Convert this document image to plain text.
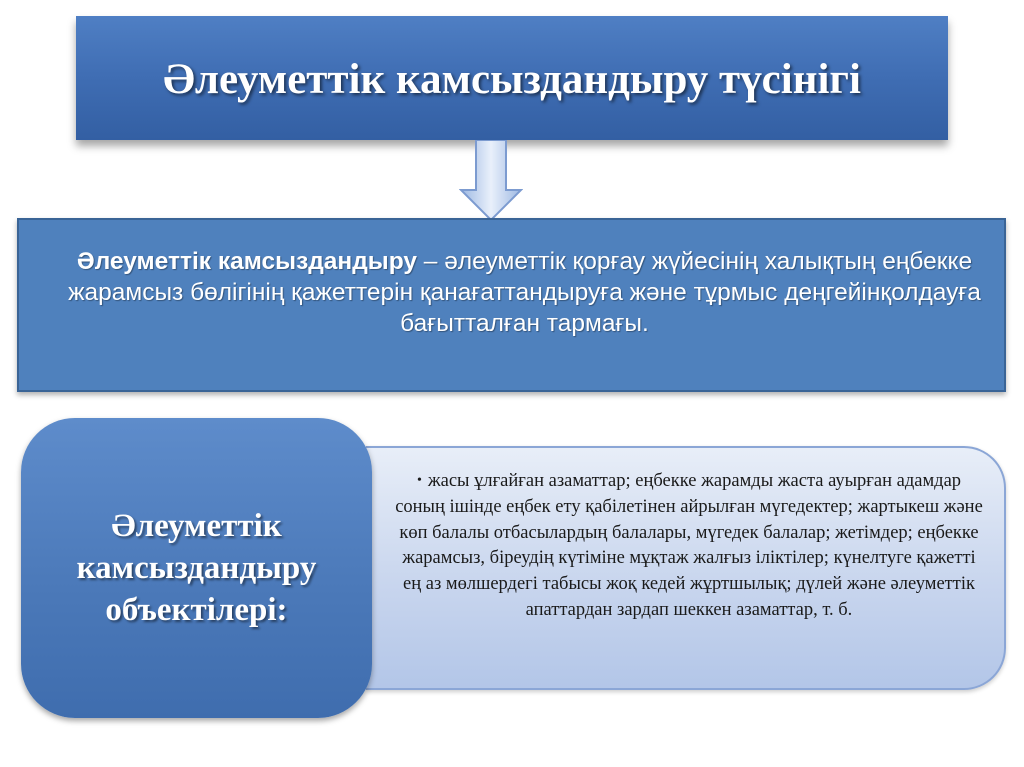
Әлеуметтік камсыздандыру түсінігі
Әлеуметтік камсыздандыру – әлеуметтік қорғау жүйесінің халықтың еңбекке жарамсыз бөлігінің қажеттерін қанағаттандыруға және тұрмыс деңгейінқолдауға бағытталған тармағы.
• жасы ұлғайған азаматтар; еңбекке жарамды жаста ауырған адамдар соның ішінде еңбек ету қабілетінен айрылған мүгедектер; жартыкеш және көп балалы отбасылардың балалары, мүгедек балалар; жетімдер; еңбекке жарамсыз, біреудің күтіміне мұқтаж жалғыз іліктілер; күнелтуге қажетті ең аз мөлшердегі табысы жоқ кедей жұртшылық; дүлей және әлеуметтік апаттардан зардап шеккен азаматтар, т. б.
Әлеуметтік камсыздандыру объектілері:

§ Objective
Identify all lines where the word "жарамсыз" shows up. Copy them.

§ Problem solution
Әлеуметтік камсыздандыру – әлеуметтік қорғау жүйесінің халықтың еңбекке жарамсыз бөлігінің қажеттерін қанағаттандыруға және тұрмыс деңгейінқолдауға бағытталған тармағы.
• жасы ұлғайған азаматтар; еңбекке жарамды жаста ауырған адамдар соның ішінде еңбек ету қабілетінен айрылған мүгедектер; жартыкеш және көп балалы отбасылардың балалары, мүгедек балалар; жетімдер; еңбекке жарамсыз, біреудің күтіміне мұқтаж жалғыз іліктілер; күнелтуге қажетті ең аз мөлшердегі табысы жоқ кедей жұртшылық; дүлей және әлеуметтік апаттардан зардап шеккен азаматтар, т. б.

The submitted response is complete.